Start

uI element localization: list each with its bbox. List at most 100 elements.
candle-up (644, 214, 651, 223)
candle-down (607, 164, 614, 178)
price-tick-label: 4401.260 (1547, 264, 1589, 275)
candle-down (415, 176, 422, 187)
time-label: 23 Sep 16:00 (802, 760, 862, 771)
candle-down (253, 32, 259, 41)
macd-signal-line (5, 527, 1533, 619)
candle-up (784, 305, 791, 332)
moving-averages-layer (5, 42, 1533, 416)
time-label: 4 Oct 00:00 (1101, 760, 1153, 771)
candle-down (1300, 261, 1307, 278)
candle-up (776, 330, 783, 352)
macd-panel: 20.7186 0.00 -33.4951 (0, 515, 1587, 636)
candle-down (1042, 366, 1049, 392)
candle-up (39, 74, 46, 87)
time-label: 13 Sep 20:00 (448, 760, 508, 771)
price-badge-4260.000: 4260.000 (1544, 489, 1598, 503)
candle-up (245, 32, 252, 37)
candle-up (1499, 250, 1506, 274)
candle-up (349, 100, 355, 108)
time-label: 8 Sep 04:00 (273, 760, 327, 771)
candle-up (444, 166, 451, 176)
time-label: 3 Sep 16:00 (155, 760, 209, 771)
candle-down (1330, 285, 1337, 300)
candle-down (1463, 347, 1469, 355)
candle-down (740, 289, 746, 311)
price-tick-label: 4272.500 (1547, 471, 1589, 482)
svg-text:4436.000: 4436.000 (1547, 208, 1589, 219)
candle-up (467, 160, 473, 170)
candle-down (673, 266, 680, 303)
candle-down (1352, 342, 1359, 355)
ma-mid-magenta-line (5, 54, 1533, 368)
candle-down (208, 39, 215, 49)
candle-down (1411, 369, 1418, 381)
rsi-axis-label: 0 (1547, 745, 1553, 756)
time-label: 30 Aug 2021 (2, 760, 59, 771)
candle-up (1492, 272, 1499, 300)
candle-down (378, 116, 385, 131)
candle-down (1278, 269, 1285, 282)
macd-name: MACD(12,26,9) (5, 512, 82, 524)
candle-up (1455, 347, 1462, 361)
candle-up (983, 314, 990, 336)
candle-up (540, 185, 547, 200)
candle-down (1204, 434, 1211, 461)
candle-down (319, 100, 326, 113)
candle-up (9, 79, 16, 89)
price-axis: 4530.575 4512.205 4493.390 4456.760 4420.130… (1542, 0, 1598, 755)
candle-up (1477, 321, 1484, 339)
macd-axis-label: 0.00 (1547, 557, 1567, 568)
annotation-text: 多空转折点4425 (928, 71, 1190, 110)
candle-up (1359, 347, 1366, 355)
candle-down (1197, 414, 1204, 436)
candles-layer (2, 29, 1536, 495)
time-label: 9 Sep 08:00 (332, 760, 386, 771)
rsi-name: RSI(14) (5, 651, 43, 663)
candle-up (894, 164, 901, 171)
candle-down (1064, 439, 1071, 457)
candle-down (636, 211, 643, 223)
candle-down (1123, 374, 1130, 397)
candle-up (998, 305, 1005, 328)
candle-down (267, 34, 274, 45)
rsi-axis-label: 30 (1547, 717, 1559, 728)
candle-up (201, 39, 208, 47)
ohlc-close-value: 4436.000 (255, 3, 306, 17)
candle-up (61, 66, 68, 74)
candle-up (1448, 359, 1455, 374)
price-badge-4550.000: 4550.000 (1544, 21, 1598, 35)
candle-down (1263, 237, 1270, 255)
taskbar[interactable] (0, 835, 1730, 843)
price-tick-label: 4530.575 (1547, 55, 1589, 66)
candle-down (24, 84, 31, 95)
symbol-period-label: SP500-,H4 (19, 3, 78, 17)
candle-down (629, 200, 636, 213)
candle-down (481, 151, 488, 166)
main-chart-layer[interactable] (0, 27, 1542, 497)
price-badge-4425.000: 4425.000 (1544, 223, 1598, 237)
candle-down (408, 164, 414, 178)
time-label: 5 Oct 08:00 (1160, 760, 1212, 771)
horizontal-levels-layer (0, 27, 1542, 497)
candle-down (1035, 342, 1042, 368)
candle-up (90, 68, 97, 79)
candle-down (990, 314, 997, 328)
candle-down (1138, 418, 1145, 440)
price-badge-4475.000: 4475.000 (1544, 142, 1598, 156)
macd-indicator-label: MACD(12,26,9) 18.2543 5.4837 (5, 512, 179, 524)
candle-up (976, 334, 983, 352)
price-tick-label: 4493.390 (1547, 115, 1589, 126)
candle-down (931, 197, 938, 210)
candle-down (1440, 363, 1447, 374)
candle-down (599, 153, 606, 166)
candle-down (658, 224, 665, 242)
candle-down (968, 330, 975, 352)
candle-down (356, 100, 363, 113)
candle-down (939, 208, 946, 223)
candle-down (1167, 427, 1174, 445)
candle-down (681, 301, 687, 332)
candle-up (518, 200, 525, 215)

End

| Problem to work on |
Render every line of the entries above as a Markdown table with the columns "Row" and "Line text", numbering the rows in order and leaving out blank lines.

| Problem solution |
| Row | Line text |
|---|---|
| 1 | uI element localization: list each with its bbox. List at most 100 elements. |
| 2 | candle-up (644, 214, 651, 223) |
| 3 | candle-down (607, 164, 614, 178) |
| 4 | price-tick-label: 4401.260 (1547, 264, 1589, 275) |
| 5 | candle-down (415, 176, 422, 187) |
| 6 | time-label: 23 Sep 16:00 (802, 760, 862, 771) |
| 7 | candle-down (253, 32, 259, 41) |
| 8 | macd-signal-line (5, 527, 1533, 619) |
| 9 | candle-up (784, 305, 791, 332) |
| 10 | moving-averages-layer (5, 42, 1533, 416) |
| 11 | time-label: 4 Oct 00:00 (1101, 760, 1153, 771) |
| 12 | candle-down (1300, 261, 1307, 278) |
| 13 | candle-up (776, 330, 783, 352) |
| 14 | macd-panel: 20.7186 0.00 -33.4951 (0, 515, 1587, 636) |
| 15 | candle-down (1042, 366, 1049, 392) |
| 16 | candle-up (39, 74, 46, 87) |
| 17 | time-label: 13 Sep 20:00 (448, 760, 508, 771) |
| 18 | price-badge-4260.000: 4260.000 (1544, 489, 1598, 503) |
| 19 | candle-up (245, 32, 252, 37) |
| 20 | candle-up (1499, 250, 1506, 274) |
| 21 | candle-up (349, 100, 355, 108) |
| 22 | time-label: 8 Sep 04:00 (273, 760, 327, 771) |
| 23 | candle-up (444, 166, 451, 176) |
| 24 | time-label: 3 Sep 16:00 (155, 760, 209, 771) |
| 25 | candle-down (1330, 285, 1337, 300) |
| 26 | candle-down (1463, 347, 1469, 355) |
| 27 | candle-down (740, 289, 746, 311) |
| 28 | price-tick-label: 4272.500 (1547, 471, 1589, 482) |
| 29 | svg-text:4436.000: 4436.000 (1547, 208, 1589, 219) |
| 30 | candle-up (467, 160, 473, 170) |
| 31 | candle-down (673, 266, 680, 303) |
| 32 | candle-down (1352, 342, 1359, 355) |
| 33 | ma-mid-magenta-line (5, 54, 1533, 368) |
| 34 | candle-down (208, 39, 215, 49) |
| 35 | candle-down (1411, 369, 1418, 381) |
| 36 | rsi-axis-label: 0 (1547, 745, 1553, 756) |
| 37 | time-label: 30 Aug 2021 (2, 760, 59, 771) |
| 38 | candle-up (1492, 272, 1499, 300) |
| 39 | candle-down (378, 116, 385, 131) |
| 40 | candle-down (1278, 269, 1285, 282) |
| 41 | macd-name: MACD(12,26,9) (5, 512, 82, 524) |
| 42 | candle-up (1455, 347, 1462, 361) |
| 43 | candle-up (983, 314, 990, 336) |
| 44 | candle-up (540, 185, 547, 200) |
| 45 | candle-down (1204, 434, 1211, 461) |
| 46 | candle-down (319, 100, 326, 113) |
| 47 | candle-up (9, 79, 16, 89) |
| 48 | price-axis: 4530.575 4512.205 4493.390 4456.760 4420.130… (1542, 0, 1598, 755) |
| 49 | candle-up (1477, 321, 1484, 339) |
| 50 | macd-axis-label: 0.00 (1547, 557, 1567, 568) |
| 51 | annotation-text: 多空转折点4425 (928, 71, 1190, 110) |
| 52 | candle-up (1359, 347, 1366, 355) |
| 53 | candle-down (1197, 414, 1204, 436) |
| 54 | candles-layer (2, 29, 1536, 495) |
| 55 | time-label: 9 Sep 08:00 (332, 760, 386, 771) |
| 56 | rsi-name: RSI(14) (5, 651, 43, 663) |
| 57 | candle-up (894, 164, 901, 171) |
| 58 | candle-down (1064, 439, 1071, 457) |
| 59 | candle-down (636, 211, 643, 223) |
| 60 | candle-down (1123, 374, 1130, 397) |
| 61 | candle-up (998, 305, 1005, 328) |
| 62 | candle-down (267, 34, 274, 45) |
| 63 | rsi-axis-label: 30 (1547, 717, 1559, 728) |
| 64 | candle-up (201, 39, 208, 47) |
| 65 | ohlc-close-value: 4436.000 (255, 3, 306, 17) |
| 66 | candle-up (61, 66, 68, 74) |
| 67 | candle-up (1448, 359, 1455, 374) |
| 68 | price-badge-4550.000: 4550.000 (1544, 21, 1598, 35) |
| 69 | candle-down (1263, 237, 1270, 255) |
| 70 | taskbar[interactable] (0, 835, 1730, 843) |
| 71 | price-tick-label: 4530.575 (1547, 55, 1589, 66) |
| 72 | candle-down (24, 84, 31, 95) |
| 73 | symbol-period-label: SP500-,H4 (19, 3, 78, 17) |
| 74 | candle-down (629, 200, 636, 213) |
| 75 | candle-down (481, 151, 488, 166) |
| 76 | main-chart-layer[interactable] (0, 27, 1542, 497) |
| 77 | price-badge-4425.000: 4425.000 (1544, 223, 1598, 237) |
| 78 | candle-down (408, 164, 414, 178) |
| 79 | time-label: 5 Oct 08:00 (1160, 760, 1212, 771) |
| 80 | horizontal-levels-layer (0, 27, 1542, 497) |
| 81 | candle-down (1035, 342, 1042, 368) |
| 82 | candle-up (90, 68, 97, 79) |
| 83 | candle-down (990, 314, 997, 328) |
| 84 | candle-down (1138, 418, 1145, 440) |
| 85 | price-badge-4475.000: 4475.000 (1544, 142, 1598, 156) |
| 86 | macd-indicator-label: MACD(12,26,9) 18.2543 5.4837 (5, 512, 179, 524) |
| 87 | candle-up (976, 334, 983, 352) |
| 88 | price-tick-label: 4493.390 (1547, 115, 1589, 126) |
| 89 | candle-down (931, 197, 938, 210) |
| 90 | candle-down (1440, 363, 1447, 374) |
| 91 | candle-down (599, 153, 606, 166) |
| 92 | candle-down (658, 224, 665, 242) |
| 93 | candle-down (968, 330, 975, 352) |
| 94 | candle-down (356, 100, 363, 113) |
| 95 | candle-down (939, 208, 946, 223) |
| 96 | candle-down (1167, 427, 1174, 445) |
| 97 | candle-down (681, 301, 687, 332) |
| 98 | candle-up (518, 200, 525, 215) |